Linz, 20.06.2013
B e s c h l u s s
Der Unabhängige Verwaltungssenat des Landes Oberösterreich hat durch sein Mitglied Mag. Markus Kitzberger über die Beschwerde der X und X GmbH, vertreten durch Dr. X, Dr. X, Rechtsanwälte, X, X, vom 24.05.2013 wegen Vornahme einer Betriebsschließung nach dem Glücksspielgesetz – GSpG am 06.05.2013 in X, X, durch 1. Organe des Finanzamtes Gmunden Vöcklabruck und 2. Organe der Bezirkshauptmannschaft Gmunden den Beschluss gefasst:
I. Die Beschwerde wird als unzulässig zurückgewiesen.
II. Die Beschwerdeführerin hat dem Bund (Verfahrenspartei: Bezirkshauptmannschaft Gmunden) Kosten in Höhe 57,40 Euro (Vorlageaufwand) binnen 14 Tagen bei sonstiger Exekution zu ersetzen.
Rechtsgrundlagen:
Zu I.: Art 129a Abs.1 Z 2 Bundes-Verfassungsgesetz (B-VG) iVm § 67a Z 2 AVG;
Zu II.: § 67c, 79a Allgemeines Verwaltungsverfahrensgesetz 1991 (AVG) iVm UVS-Aufwandersatzverordnung 2008.
Entscheidungsgründe:
1. Mit der dem Unabhängigen Verwaltungssenat des Landes Oberösterreich am 28.05.2013 postalisch übermittelten Eingabe vom 24.05.2013 hat die Beschwerdeführerin (im Folgenden: Bf) durch ihren Rechtsvertreter rechtzeitig Beschwerde wegen einer Amtshandlung von Organen des Finanzamtes Gmunden Vöcklabruck (erstbelangte Behörde) und der Bezirkshauptmannschaft Gmunden (zweitbelangte Behörde) am 06.05.2013 in X, X, betreffend eine Betriebsschließung nach dem Glücksspielgesetz erhoben.

DATENBLOCK =>

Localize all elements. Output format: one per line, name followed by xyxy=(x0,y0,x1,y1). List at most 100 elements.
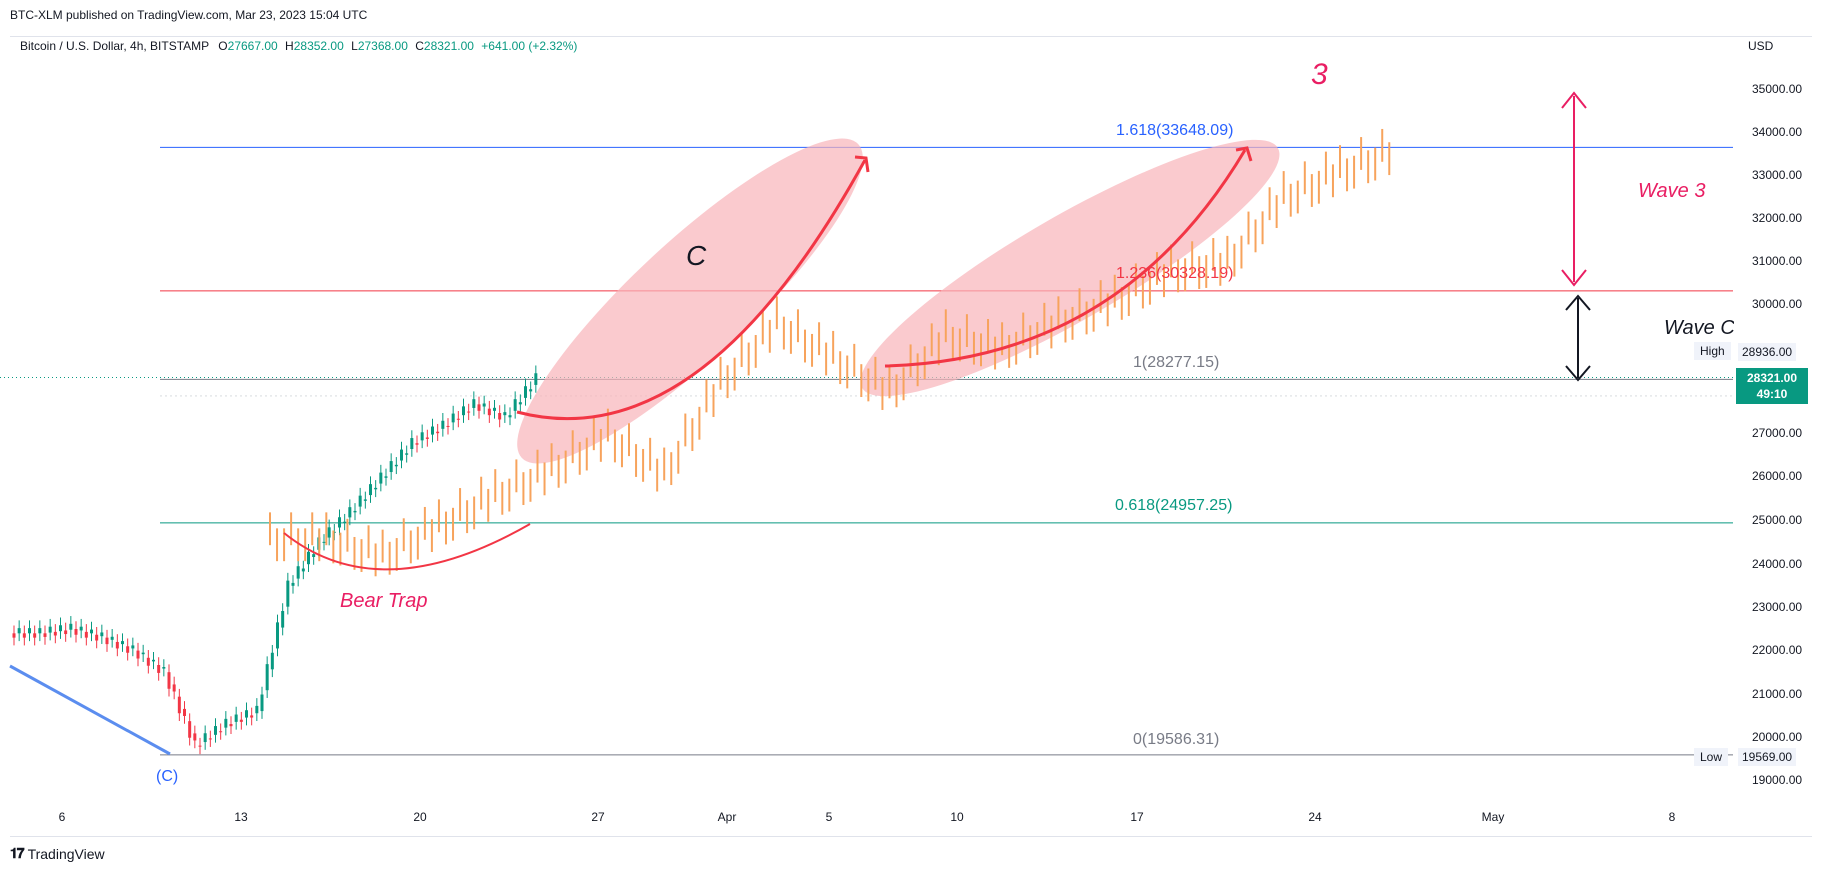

AUFGABENSTELLUNG => Gib den Beschluss von „Linz, 20.06.2013“ bis einschließlich „als unzulässig zurückgewiesen.“ wieder und ändere dabei „Beschwerde“ in „Berufung“. Die Daten werden hier nicht gebraucht.

LÖSUNG =>
Linz, 20.06.2013
B e s c h l u s s
Der Unabhängige Verwaltungssenat des Landes Oberösterreich hat durch sein Mitglied Mag. Markus Kitzberger über die Berufung der X und X GmbH, vertreten durch Dr. X, Dr. X, Rechtsanwälte, X, X, vom 24.05.2013 wegen Vornahme einer Betriebsschließung nach dem Glücksspielgesetz – GSpG am 06.05.2013 in X, X, durch 1. Organe des Finanzamtes Gmunden Vöcklabruck und 2. Organe der Bezirkshauptmannschaft Gmunden den Beschluss gefasst:
I. Die Berufung wird als unzulässig zurückgewiesen.